Set exercise - Return all lines where the word "that" can be found.

Information shown -
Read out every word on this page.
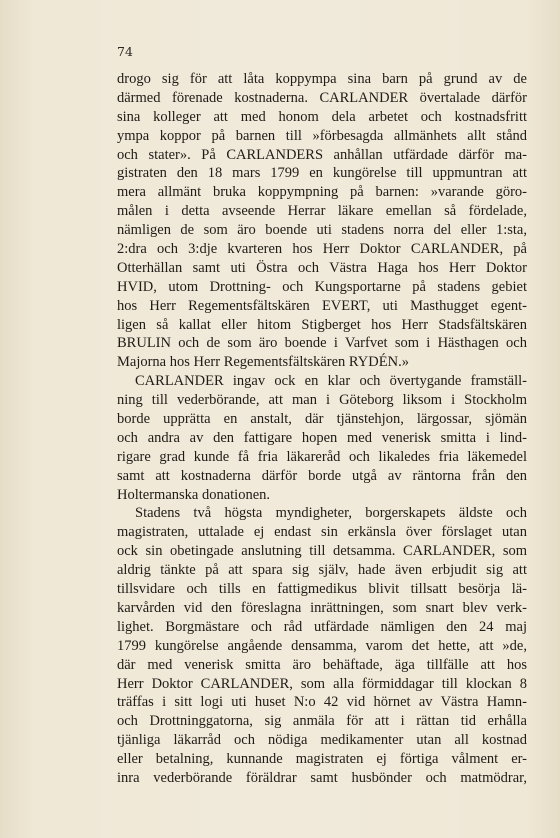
74
drogo sig för att låta koppympa sina barn på grund av de
därmed förenade kostnaderna. CARLANDER övertalade därför
sina kolleger att med honom dela arbetet och kostnadsfritt
ympa koppor på barnen till »förbesagda allmänhets allt stånd
och stater». På CARLANDERS anhållan utfärdade därför ma-
gistraten den 18 mars 1799 en kungörelse till uppmuntran att
mera allmänt bruka koppympning på barnen: »varande göro-
målen i detta avseende Herrar läkare emellan så fördelade,
nämligen de som äro boende uti stadens norra del eller 1:sta,
2:dra och 3:dje kvarteren hos Herr Doktor CARLANDER, på
Otterhällan samt uti Östra och Västra Haga hos Herr Doktor
HVID, utom Drottning- och Kungsportarne på stadens gebiet
hos Herr Regementsfältskären EVERT, uti Masthugget egent-
ligen så kallat eller hitom Stigberget hos Herr Stadsfältskären
BRULIN och de som äro boende i Varfvet som i Hästhagen och
Majorna hos Herr Regementsfältskären RYDÉN.»
CARLANDER ingav ock en klar och övertygande framställ-
ning till vederbörande, att man i Göteborg liksom i Stockholm
borde upprätta en anstalt, där tjänstehjon, lärgossar, sjömän
och andra av den fattigare hopen med venerisk smitta i lind-
rigare grad kunde få fria läkareråd och likaledes fria läkemedel
samt att kostnaderna därför borde utgå av räntorna från den
Holtermanska donationen.
Stadens två högsta myndigheter, borgerskapets äldste och
magistraten, uttalade ej endast sin erkänsla över förslaget utan
ock sin obetingade anslutning till detsamma. CARLANDER, som
aldrig tänkte på att spara sig själv, hade även erbjudit sig att
tillsvidare och tills en fattigmedikus blivit tillsatt besörja lä-
karvården vid den föreslagna inrättningen, som snart blev verk-
lighet. Borgmästare och råd utfärdade nämligen den 24 maj
1799 kungörelse angående densamma, varom det hette, att »de,
där med venerisk smitta äro behäftade, äga tillfälle att hos
Herr Doktor CARLANDER, som alla förmiddagar till klockan 8
träffas i sitt logi uti huset N:o 42 vid hörnet av Västra Hamn-
och Drottninggatorna, sig anmäla för att i rättan tid erhålla
tjänliga läkarråd och nödiga medikamenter utan all kostnad
eller betalning, kunnande magistraten ej förtiga vålment er-
inra vederbörande föräldrar samt husbönder och matmödrar,
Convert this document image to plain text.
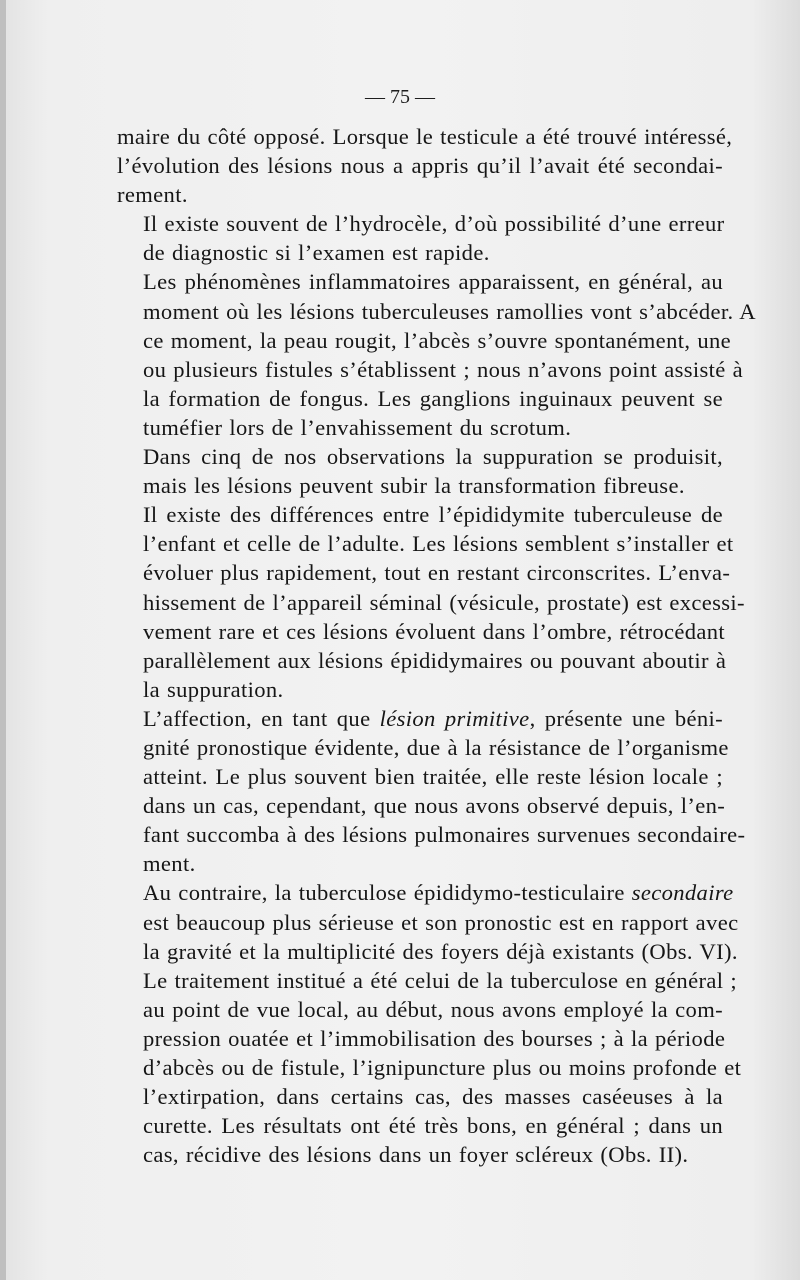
— 75 —

maire du côté opposé. Lorsque le testicule a été trouvé intéressé,
l’évolution des lésions nous a appris qu’il l’avait été secondai-
rement.
Il existe souvent de l’hydrocèle, d’où possibilité d’une erreur
de diagnostic si l’examen est rapide.
Les phénomènes inflammatoires apparaissent, en général, au
moment où les lésions tuberculeuses ramollies vont s’abcéder. A
ce moment, la peau rougit, l’abcès s’ouvre spontanément, une
ou plusieurs fistules s’établissent ; nous n’avons point assisté à
la formation de fongus. Les ganglions inguinaux peuvent se
tuméfier lors de l’envahissement du scrotum.
Dans cinq de nos observations la suppuration se produisit,
mais les lésions peuvent subir la transformation fibreuse.
Il existe des différences entre l’épididymite tuberculeuse de
l’enfant et celle de l’adulte. Les lésions semblent s’installer et
évoluer plus rapidement, tout en restant circonscrites. L’enva-
hissement de l’appareil séminal (vésicule, prostate) est excessi-
vement rare et ces lésions évoluent dans l’ombre, rétrocédant
parallèlement aux lésions épididymaires ou pouvant aboutir à
la suppuration.
L’affection, en tant que lésion primitive, présente une béni-
gnité pronostique évidente, due à la résistance de l’organisme
atteint. Le plus souvent bien traitée, elle reste lésion locale ;
dans un cas, cependant, que nous avons observé depuis, l’en-
fant succomba à des lésions pulmonaires survenues secondaire-
ment.
Au contraire, la tuberculose épididymo-testiculaire secondaire
est beaucoup plus sérieuse et son pronostic est en rapport avec
la gravité et la multiplicité des foyers déjà existants (Obs. VI).
Le traitement institué a été celui de la tuberculose en général ;
au point de vue local, au début, nous avons employé la com-
pression ouatée et l’immobilisation des bourses ; à la période
d’abcès ou de fistule, l’ignipuncture plus ou moins profonde et
l’extirpation, dans certains cas, des masses caséeuses à la
curette. Les résultats ont été très bons, en général ; dans un
cas, récidive des lésions dans un foyer scléreux (Obs. II).
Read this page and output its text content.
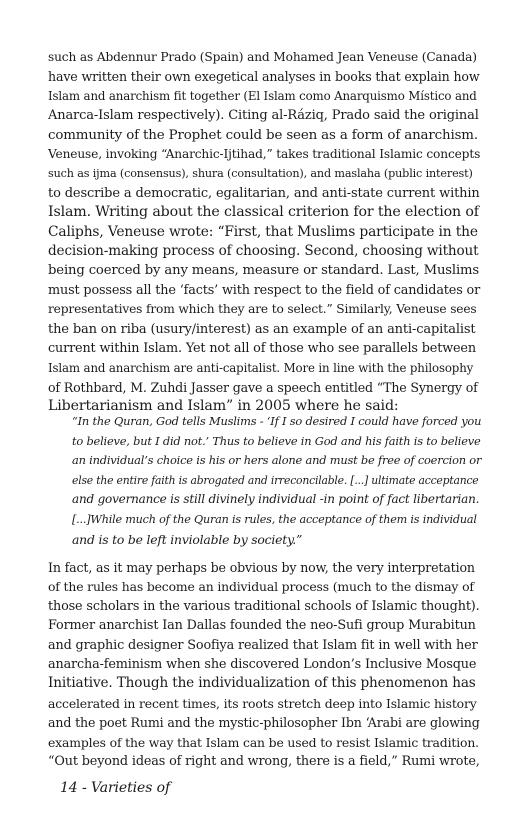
such as Abdennur Prado (Spain) and Mohamed Jean Veneuse (Canada)
have written their own exegetical analyses in books that explain how
Islam and anarchism fit together (El Islam como Anarquismo Místico and
Anarca-Islam respectively). Citing al-Ráziq, Prado said the original
community of the Prophet could be seen as a form of anarchism.
Veneuse, invoking “Anarchic-Ijtihad,” takes traditional Islamic concepts
such as ijma (consensus), shura (consultation), and maslaha (public interest)
to describe a democratic, egalitarian, and anti-state current within
Islam. Writing about the classical criterion for the election of
Caliphs, Veneuse wrote: “First, that Muslims participate in the
decision-making process of choosing. Second, choosing without
being coerced by any means, measure or standard. Last, Muslims
must possess all the ‘facts’ with respect to the field of candidates or
representatives from which they are to select.” Similarly, Veneuse sees
the ban on riba (usury/interest) as an example of an anti-capitalist
current within Islam. Yet not all of those who see parallels between
Islam and anarchism are anti-capitalist. More in line with the philosophy
of Rothbard, M. Zuhdi Jasser gave a speech entitled “The Synergy of
Libertarianism and Islam” in 2005 where he said:
“In the Quran, God tells Muslims - ‘If I so desired I could have forced you
to believe, but I did not.’ Thus to believe in God and his faith is to believe
an individual’s choice is his or hers alone and must be free of coercion or
else the entire faith is abrogated and irreconcilable. [...] ultimate acceptance
and governance is still divinely individual -in point of fact libertarian.
[...]While much of the Quran is rules, the acceptance of them is individual
and is to be left inviolable by society.”
In fact, as it may perhaps be obvious by now, the very interpretation
of the rules has become an individual process (much to the dismay of
those scholars in the various traditional schools of Islamic thought).
Former anarchist Ian Dallas founded the neo-Sufi group Murabitun
and graphic designer Soofiya realized that Islam fit in well with her
anarcha-feminism when she discovered London’s Inclusive Mosque
Initiative. Though the individualization of this phenomenon has
accelerated in recent times, its roots stretch deep into Islamic history
and the poet Rumi and the mystic-philosopher Ibn ‘Arabi are glowing
examples of the way that Islam can be used to resist Islamic tradition.
“Out beyond ideas of right and wrong, there is a field,” Rumi wrote,
14 - Varieties of
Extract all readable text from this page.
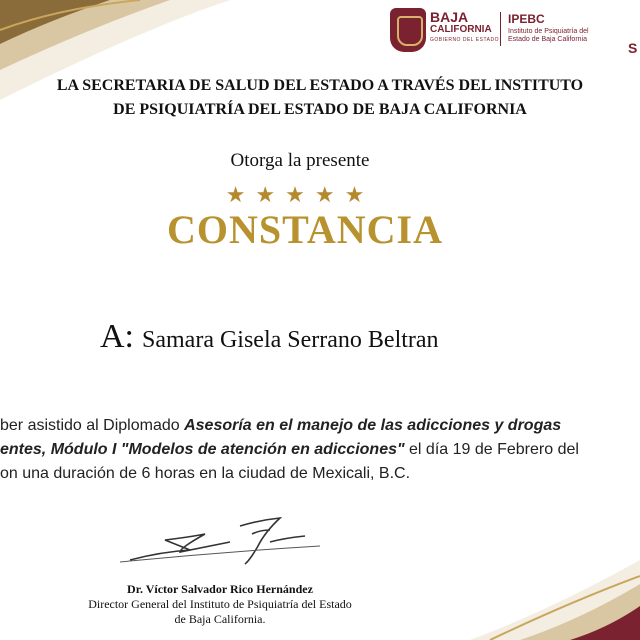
BAJA
CALIFORNIA
GOBIERNO DEL ESTADO
IPEBC
Instituto de Psiquiatría del Estado de Baja California
S
LA SECRETARIA DE SALUD DEL ESTADO A TRAVÉS DEL INSTITUTO
DE PSIQUIATRÍA DEL ESTADO DE BAJA CALIFORNIA
Otorga la presente
★★★★★
CONSTANCIA
A: Samara Gisela Serrano Beltran
ber asistido al Diplomado Asesoría en el manejo de las adicciones y drogas
entes, Módulo I "Modelos de atención en adicciones" el día 19 de Febrero del
on una duración de 6 horas en la ciudad de Mexicali, B.C.
Dr. Víctor Salvador Rico Hernández
Director General del Instituto de Psiquiatría del Estado
de Baja California.
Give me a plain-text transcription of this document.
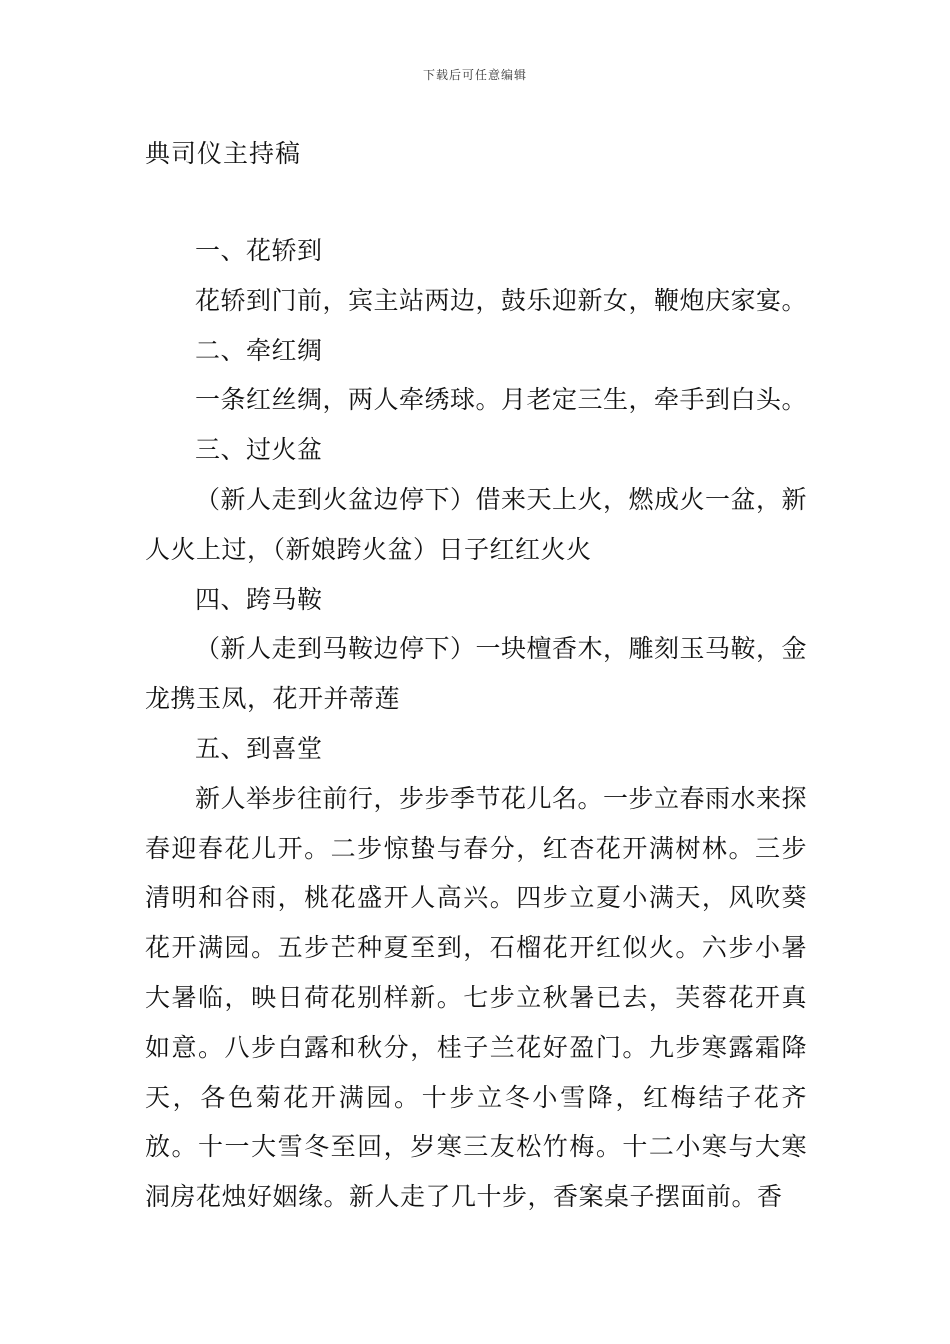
下载后可任意编辑
典司仪主持稿

一、花轿到

花轿到门前，宾主站两边，鼓乐迎新女，鞭炮庆家宴。

二、牵红绸

一条红丝绸，两人牵绣球。月老定三生，牵手到白头。

三、过火盆

（新人走到火盆边停下）借来天上火，燃成火一盆，新人火上过，（新娘跨火盆）日子红红火火

四、跨马鞍

（新人走到马鞍边停下）一块檀香木，雕刻玉马鞍，金龙携玉凤，花开并蒂莲

五、到喜堂

新人举步往前行，步步季节花儿名。一步立春雨水来探春迎春花儿开。二步惊蛰与春分，红杏花开满树林。三步清明和谷雨，桃花盛开人高兴。四步立夏小满天，风吹葵花开满园。五步芒种夏至到，石榴花开红似火。六步小暑大暑临，映日荷花别样新。七步立秋暑已去，芙蓉花开真如意。八步白露和秋分，桂子兰花好盈门。九步寒露霜降天，各色菊花开满园。十步立冬小雪降，红梅结子花齐放。十一大雪冬至回，岁寒三友松竹梅。十二小寒与大寒洞房花烛好姻缘。新人走了几十步，香案桌子摆面前。香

Solution to the exercise -
have written their own exegetical analyses in books that explain how
Caliphs, Veneuse wrote: “First, that Muslims participate in the
and graphic designer Soofiya realized that Islam fit in well with her
examples of the way that Islam can be used to resist Islamic tradition.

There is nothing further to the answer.